**PROBLEM DESCRIPTION:** Scan the records below for the word "勤勉不懈" and give only the number of lines that hold it.

**EXERCISE MATERIAL:**

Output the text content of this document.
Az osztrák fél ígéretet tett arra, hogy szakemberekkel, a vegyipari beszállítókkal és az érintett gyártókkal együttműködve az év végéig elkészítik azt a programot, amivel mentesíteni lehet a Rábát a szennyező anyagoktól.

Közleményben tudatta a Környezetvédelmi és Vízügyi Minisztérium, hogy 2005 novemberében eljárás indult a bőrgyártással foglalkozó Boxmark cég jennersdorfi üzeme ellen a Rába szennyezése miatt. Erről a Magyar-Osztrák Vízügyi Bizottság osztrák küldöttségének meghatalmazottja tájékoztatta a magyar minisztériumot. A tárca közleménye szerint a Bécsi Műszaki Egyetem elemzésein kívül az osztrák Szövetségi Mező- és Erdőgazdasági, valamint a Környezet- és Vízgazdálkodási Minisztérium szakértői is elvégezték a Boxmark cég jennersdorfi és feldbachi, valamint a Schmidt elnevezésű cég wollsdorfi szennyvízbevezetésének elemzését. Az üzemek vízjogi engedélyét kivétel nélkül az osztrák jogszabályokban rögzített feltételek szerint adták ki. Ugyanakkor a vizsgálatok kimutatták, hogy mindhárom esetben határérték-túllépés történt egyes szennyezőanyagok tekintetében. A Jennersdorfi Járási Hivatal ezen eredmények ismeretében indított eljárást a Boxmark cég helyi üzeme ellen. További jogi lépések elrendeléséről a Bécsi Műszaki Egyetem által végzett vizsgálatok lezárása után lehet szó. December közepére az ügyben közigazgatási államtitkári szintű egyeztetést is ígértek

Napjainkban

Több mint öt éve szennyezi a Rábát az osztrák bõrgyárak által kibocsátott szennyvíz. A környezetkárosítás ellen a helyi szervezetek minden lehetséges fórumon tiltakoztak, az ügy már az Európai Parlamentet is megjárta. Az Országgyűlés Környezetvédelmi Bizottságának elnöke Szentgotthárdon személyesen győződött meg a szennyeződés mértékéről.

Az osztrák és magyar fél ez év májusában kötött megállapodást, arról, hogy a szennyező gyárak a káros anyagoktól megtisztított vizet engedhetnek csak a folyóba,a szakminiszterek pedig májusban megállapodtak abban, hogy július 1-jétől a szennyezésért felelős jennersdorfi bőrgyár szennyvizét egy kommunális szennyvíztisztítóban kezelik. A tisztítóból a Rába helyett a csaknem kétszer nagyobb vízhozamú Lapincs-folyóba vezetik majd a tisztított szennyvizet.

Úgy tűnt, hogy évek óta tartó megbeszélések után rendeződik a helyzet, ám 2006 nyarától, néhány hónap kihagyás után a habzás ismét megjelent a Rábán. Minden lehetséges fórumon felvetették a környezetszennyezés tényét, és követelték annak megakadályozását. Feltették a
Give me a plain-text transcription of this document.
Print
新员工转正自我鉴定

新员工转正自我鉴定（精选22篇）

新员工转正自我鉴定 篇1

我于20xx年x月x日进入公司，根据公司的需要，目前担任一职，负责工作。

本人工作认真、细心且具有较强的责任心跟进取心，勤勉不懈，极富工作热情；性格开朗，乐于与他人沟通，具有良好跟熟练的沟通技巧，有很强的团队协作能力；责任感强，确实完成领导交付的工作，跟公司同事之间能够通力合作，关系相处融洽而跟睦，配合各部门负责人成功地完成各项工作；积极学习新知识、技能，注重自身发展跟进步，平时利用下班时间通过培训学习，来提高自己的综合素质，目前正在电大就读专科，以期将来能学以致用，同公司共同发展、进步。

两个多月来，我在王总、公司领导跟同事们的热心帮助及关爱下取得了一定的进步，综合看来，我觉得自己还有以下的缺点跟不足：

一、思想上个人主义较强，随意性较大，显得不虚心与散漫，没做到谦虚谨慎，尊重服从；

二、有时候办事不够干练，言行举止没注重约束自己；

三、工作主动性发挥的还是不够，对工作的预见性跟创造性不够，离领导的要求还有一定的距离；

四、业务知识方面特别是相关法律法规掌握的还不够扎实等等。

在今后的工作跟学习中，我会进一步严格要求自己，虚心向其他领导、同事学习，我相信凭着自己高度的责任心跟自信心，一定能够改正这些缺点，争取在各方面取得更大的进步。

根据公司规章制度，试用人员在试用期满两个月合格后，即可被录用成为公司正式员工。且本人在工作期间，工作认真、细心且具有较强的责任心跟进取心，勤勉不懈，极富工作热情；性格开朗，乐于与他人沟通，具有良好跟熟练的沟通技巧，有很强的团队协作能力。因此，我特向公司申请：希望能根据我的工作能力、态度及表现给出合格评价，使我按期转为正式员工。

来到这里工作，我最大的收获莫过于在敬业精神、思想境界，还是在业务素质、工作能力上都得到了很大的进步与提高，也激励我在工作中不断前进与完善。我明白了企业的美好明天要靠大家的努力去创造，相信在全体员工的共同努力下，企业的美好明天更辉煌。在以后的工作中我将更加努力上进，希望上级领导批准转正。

**TASK RESPONSE:** 2